> _Exercise task 1_:
Retype the passage about the Wulwulam people word for word, from "The Wulwulam, also" to "Mount Bundy area.".
> _Exercise task 2_:
In the passage about the Wulwulam people, where did their boundary lie on their eastern flank?
> _Exercise task 3_:
What comes next in the passage about the Wulwulam people? Write a continuation that begins after its final sentence.

> _Text to read_:
^^^^^^^^

The Wulwulam, also known as the Woolwonga, were an indigenous Australian people of the Northern Territory. They are reputed to have been almost completely exterminated in the 1880s in reprisal for an incident in which some members of the tribe speared 4 miners.

Country
Wulwulam land extended over some  from the headwaters of the Mary River westwards as far as Pine Creek, and southwards almost to Katherine. On their eastern flank, their boundary lay at the source of the South Alligator River. They were also reported in the Mount Bundy area.

People
According to Norman Tindale, the Norwegian ethnographer Knut Dahl was referring to the Wulwulam in those passages where he wrote of the Agigondin, a central tableland tribe and a horde called the Agoguila.

History of contact
The Wulwulam's numbers grew as a result of the rapid reduction of members of two tribes to their south and west as European colonization developed, namely the Agikwala, Awinmul and Awarai. Remnants of the two were absorbed into the Wulwulam as subtribal hordes.

History
Copper mining discovered near Mt. Haywood in 1882 led to the development of a settlement on tribal lands along the Daly River soon afterwards, and members of the Wulwulam tribe were drawn to the site and employed there. Starting on 3 September 1884, several Wulwulam murdered four European settlers and in a reprisal known as the Coppermine massacres. Francis Herbert Sachse who ran a cattle station and also managed the mine, led the massacre at Blackfellow Creek, where an estimated 150 natives were shot, leading to their effective extermination. The Norwegian ethnographer Knut Dahl, who lived in the area for over a year a decade later, wrote as follows:
The sequel, which in the Australian bush has always followed such murders, occurred in due course... Another gathering of white men, friends and fellows of the victims, also embarked upon a campaign of vengeance against the Wolwanga tribe, which had been responsible for the deed. The reports on this campaign
vary, but participants have told me that after a long search they finally found a great portion of the tribe gathered at the abandoned mine. They surrounded them, drove them into a lagoon, and shot them all, men, women and children.

^^^^^^^^

> _Entries shown_:
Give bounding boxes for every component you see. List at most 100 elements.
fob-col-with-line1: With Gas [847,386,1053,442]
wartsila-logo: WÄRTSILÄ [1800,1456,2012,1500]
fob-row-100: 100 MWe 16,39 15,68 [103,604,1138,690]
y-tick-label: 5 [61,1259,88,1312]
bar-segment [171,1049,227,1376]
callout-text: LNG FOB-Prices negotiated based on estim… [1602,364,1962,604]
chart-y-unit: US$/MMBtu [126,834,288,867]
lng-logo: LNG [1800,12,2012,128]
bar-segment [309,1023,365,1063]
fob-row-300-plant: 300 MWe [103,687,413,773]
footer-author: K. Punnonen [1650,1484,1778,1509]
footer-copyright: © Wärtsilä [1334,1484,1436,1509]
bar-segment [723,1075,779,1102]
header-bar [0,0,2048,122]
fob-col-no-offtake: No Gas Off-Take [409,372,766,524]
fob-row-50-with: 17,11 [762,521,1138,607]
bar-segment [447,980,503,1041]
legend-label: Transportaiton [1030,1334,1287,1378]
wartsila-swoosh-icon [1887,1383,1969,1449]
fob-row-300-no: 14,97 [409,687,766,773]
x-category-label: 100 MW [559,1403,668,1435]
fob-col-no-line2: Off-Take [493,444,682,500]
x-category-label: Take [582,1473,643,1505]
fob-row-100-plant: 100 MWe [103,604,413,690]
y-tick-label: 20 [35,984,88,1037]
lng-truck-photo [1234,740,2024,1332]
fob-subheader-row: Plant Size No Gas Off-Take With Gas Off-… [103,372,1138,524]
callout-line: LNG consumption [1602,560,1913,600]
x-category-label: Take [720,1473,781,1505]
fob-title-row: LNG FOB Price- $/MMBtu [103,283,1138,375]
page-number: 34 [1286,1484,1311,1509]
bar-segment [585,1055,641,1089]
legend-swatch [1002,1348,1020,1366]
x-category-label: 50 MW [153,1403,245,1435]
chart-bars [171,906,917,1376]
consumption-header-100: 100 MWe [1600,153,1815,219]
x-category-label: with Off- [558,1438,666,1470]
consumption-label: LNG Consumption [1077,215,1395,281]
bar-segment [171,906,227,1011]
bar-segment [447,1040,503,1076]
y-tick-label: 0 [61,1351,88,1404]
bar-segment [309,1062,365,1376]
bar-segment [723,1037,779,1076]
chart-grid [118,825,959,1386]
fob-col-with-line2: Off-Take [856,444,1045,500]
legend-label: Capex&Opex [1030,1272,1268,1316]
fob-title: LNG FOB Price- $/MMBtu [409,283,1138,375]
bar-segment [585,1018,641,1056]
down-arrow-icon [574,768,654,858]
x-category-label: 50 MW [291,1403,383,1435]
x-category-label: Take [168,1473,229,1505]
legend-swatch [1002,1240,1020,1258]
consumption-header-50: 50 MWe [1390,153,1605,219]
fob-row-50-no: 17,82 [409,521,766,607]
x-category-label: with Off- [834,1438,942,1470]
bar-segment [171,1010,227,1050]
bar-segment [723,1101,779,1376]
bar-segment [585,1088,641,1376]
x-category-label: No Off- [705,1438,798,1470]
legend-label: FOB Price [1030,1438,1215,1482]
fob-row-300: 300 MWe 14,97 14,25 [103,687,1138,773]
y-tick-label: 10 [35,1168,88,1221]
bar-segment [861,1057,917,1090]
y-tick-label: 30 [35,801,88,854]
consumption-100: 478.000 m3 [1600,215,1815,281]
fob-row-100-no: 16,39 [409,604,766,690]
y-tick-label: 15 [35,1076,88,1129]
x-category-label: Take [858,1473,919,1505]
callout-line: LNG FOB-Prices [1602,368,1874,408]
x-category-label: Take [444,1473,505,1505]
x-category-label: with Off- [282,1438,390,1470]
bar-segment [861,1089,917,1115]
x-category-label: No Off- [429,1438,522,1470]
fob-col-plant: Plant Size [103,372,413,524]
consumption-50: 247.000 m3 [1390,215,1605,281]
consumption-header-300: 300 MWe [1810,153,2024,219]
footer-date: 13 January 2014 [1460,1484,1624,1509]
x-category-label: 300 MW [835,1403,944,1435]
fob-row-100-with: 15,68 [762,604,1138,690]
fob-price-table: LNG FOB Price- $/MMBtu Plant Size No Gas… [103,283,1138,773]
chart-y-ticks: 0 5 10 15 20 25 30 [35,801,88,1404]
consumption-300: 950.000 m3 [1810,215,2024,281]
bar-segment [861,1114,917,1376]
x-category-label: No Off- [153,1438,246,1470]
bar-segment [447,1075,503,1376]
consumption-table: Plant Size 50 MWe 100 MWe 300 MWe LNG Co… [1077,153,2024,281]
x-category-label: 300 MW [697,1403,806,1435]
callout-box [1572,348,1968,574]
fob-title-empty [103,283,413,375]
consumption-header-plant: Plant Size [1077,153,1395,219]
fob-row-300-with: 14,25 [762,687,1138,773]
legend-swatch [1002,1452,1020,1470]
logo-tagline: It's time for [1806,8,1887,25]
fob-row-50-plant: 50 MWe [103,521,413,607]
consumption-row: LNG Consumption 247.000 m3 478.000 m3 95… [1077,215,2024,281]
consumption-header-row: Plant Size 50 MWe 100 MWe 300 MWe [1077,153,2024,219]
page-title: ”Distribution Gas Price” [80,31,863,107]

^^^^^^^^

> _Result 1_:
The Wulwulam, also known as the Woolwonga, were an indigenous Australian people of the Northern Territory. They are reputed to have been almost completely exterminated in the 1880s in reprisal for an incident in which some members of the tribe speared 4 miners.

Country
Wulwulam land extended over some  from the headwaters of the Mary River westwards as far as Pine Creek, and southwards almost to Katherine. On their eastern flank, their boundary lay at the source of the South Alligator River. They were also reported in the Mount Bundy area.

> _Result 2_:
At the source of the South Alligator River.

> _Result 3_:
The pogrom continued for some years, enfeebling what had been the most powerful Daly river tribe, and also decimating the Mulluk-Mulluk tribe.

Four Wulwulam men, Tommy, Jimmy, Daly, and Ajibbingwagne, were put on trial for the killings of 4 settlers, Johannes Lubrecht Noltenius, Jack Landers (known as Hellfire Jack), Henry Houschildt and Schollert. The Jesuit mission diary records Sachse as still waging his campaign against the Wulwulam 4 years later, in 1888.

Charlie Yingi, known as Long Legged Charlie, one of the four Aboriginal men charged for the killings, was cleared eventually and settled at the Jesuit Mission on the Daly River. He was later sentenced to death for the Coppermine killing.

In 2014 there came to light a document indicating that one child of Wulwulam/Woolwonga parentage had been registered in the census undertaken in 1889, and that by virtue of this fact, her descendants moved to assert native title rights to the old Wulwulam hunting grounds.

Alternative names
 Agigondin (eastern horde)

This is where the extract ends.